Goal: Below are some entries. Output each one exactly as it appears.

(Dataset listings of figures)
— start —

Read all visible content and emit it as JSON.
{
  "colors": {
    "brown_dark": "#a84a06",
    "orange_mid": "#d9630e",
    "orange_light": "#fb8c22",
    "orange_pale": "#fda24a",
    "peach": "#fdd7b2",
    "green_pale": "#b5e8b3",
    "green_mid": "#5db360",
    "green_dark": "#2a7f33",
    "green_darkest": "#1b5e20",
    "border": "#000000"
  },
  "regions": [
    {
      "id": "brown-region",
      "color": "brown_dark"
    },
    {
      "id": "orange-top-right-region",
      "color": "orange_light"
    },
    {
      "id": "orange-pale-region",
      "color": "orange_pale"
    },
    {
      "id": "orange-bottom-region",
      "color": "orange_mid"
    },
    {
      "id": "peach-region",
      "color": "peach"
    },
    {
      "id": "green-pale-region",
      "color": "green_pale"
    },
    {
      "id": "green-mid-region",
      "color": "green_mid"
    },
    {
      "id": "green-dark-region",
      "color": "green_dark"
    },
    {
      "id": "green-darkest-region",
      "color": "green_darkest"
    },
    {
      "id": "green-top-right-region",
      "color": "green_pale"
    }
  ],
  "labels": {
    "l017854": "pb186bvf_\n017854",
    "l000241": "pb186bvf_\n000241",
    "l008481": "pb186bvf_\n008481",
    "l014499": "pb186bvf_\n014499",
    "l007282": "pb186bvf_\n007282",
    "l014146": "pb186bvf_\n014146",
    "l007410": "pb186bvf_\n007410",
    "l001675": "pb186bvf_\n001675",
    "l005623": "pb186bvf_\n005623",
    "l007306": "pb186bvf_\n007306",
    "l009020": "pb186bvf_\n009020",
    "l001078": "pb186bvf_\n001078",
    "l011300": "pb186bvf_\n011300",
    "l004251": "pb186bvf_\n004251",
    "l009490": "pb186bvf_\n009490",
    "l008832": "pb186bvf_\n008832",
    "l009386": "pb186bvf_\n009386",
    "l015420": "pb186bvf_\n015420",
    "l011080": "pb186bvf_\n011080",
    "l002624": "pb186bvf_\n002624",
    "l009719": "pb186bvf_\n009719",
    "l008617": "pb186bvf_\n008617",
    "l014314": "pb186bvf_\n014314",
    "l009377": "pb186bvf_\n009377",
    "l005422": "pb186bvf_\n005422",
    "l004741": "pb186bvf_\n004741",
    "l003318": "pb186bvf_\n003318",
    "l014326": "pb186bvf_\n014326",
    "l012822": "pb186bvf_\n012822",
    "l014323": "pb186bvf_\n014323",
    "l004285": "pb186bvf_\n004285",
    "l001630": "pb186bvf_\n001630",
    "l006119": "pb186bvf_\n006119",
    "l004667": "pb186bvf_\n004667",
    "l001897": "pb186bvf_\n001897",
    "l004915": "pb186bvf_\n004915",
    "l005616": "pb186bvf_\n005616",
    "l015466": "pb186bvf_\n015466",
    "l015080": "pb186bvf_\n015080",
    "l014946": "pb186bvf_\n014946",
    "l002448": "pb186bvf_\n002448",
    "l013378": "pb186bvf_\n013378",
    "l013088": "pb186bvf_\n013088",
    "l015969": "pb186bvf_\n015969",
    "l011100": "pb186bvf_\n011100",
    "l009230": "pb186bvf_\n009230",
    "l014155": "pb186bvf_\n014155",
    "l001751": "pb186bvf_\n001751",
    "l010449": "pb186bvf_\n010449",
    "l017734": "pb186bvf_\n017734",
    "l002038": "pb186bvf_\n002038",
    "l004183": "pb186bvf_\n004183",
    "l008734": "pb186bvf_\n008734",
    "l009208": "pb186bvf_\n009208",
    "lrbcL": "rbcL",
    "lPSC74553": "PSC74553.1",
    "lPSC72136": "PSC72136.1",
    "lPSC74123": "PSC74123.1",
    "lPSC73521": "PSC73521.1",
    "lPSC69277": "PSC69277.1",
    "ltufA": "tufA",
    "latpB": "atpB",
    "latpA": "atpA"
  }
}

— end —

Exercise result:
Read all visible content and emit it as JSON.
{
  "colors": {
    "brown_dark": "#a84a06",
    "orange_mid": "#d9630e",
    "orange_light": "#fb8c22",
    "orange_pale": "#fda24a",
    "peach": "#fdd7b2",
    "green_pale": "#b5e8b3",
    "green_mid": "#5db360",
    "green_dark": "#2a7f33",
    "green_darkest": "#1b5e20",
    "border": "#000000"
  },
  "regions": [
    {
      "id": "brown-region",
      "color": "brown_dark"
    },
    {
      "id": "orange-top-right-region",
      "color": "orange_light"
    },
    {
      "id": "orange-pale-region",
      "color": "orange_pale"
    },
    {
      "id": "orange-bottom-region",
      "color": "orange_mid"
    },
    {
      "id": "peach-region",
      "color": "peach"
    },
    {
      "id": "green-pale-region",
      "color": "green_pale"
    },
    {
      "id": "green-mid-region",
      "color": "green_mid"
    },
    {
      "id": "green-dark-region",
      "color": "green_dark"
    },
    {
      "id": "green-darkest-region",
      "color": "green_darkest"
    },
    {
      "id": "green-top-right-region",
      "color": "green_pale"
    }
  ],
  "labels": {
    "l017854": "pb186bvf_\n017854",
    "l000241": "pb186bvf_\n000241",
    "l008481": "pb186bvf_\n008481",
    "l014499": "pb186bvf_\n014499",
    "l007282": "pb186bvf_\n007282",
    "l014146": "pb186bvf_\n014146",
    "l007410": "pb186bvf_\n007410",
    "l001675": "pb186bvf_\n001675",
    "l005623": "pb186bvf_\n005623",
    "l007306": "pb186bvf_\n007306",
    "l009020": "pb186bvf_\n009020",
    "l001078": "pb186bvf_\n001078",
    "l011300": "pb186bvf_\n011300",
    "l004251": "pb186bvf_\n004251",
    "l009490": "pb186bvf_\n009490",
    "l008832": "pb186bvf_\n008832",
    "l009386": "pb186bvf_\n009386",
    "l015420": "pb186bvf_\n015420",
    "l011080": "pb186bvf_\n011080",
    "l002624": "pb186bvf_\n002624",
    "l009719": "pb186bvf_\n009719",
    "l008617": "pb186bvf_\n008617",
    "l014314": "pb186bvf_\n014314",
    "l009377": "pb186bvf_\n009377",
    "l005422": "pb186bvf_\n005422",
    "l004741": "pb186bvf_\n004741",
    "l003318": "pb186bvf_\n003318",
    "l014326": "pb186bvf_\n014326",
    "l012822": "pb186bvf_\n012822",
    "l014323": "pb186bvf_\n014323",
    "l004285": "pb186bvf_\n004285",
    "l001630": "pb186bvf_\n001630",
    "l006119": "pb186bvf_\n006119",
    "l004667": "pb186bvf_\n004667",
    "l001897": "pb186bvf_\n001897",
    "l004915": "pb186bvf_\n004915",
    "l005616": "pb186bvf_\n005616",
    "l015466": "pb186bvf_\n015466",
    "l015080": "pb186bvf_\n015080",
    "l014946": "pb186bvf_\n014946",
    "l002448": "pb186bvf_\n002448",
    "l013378": "pb186bvf_\n013378",
    "l013088": "pb186bvf_\n013088",
    "l015969": "pb186bvf_\n015969",
    "l011100": "pb186bvf_\n011100",
    "l009230": "pb186bvf_\n009230",
    "l014155": "pb186bvf_\n014155",
    "l001751": "pb186bvf_\n001751",
    "l010449": "pb186bvf_\n010449",
    "l017734": "pb186bvf_\n017734",
    "l002038": "pb186bvf_\n002038",
    "l004183": "pb186bvf_\n004183",
    "l008734": "pb186bvf_\n008734",
    "l009208": "pb186bvf_\n009208",
    "lrbcL": "rbcL",
    "lPSC74553": "PSC74553.1",
    "lPSC72136": "PSC72136.1",
    "lPSC74123": "PSC74123.1",
    "lPSC73521": "PSC73521.1",
    "lPSC69277": "PSC69277.1",
    "ltufA": "tufA",
    "latpB": "atpB",
    "latpA": "atpA"
  }
}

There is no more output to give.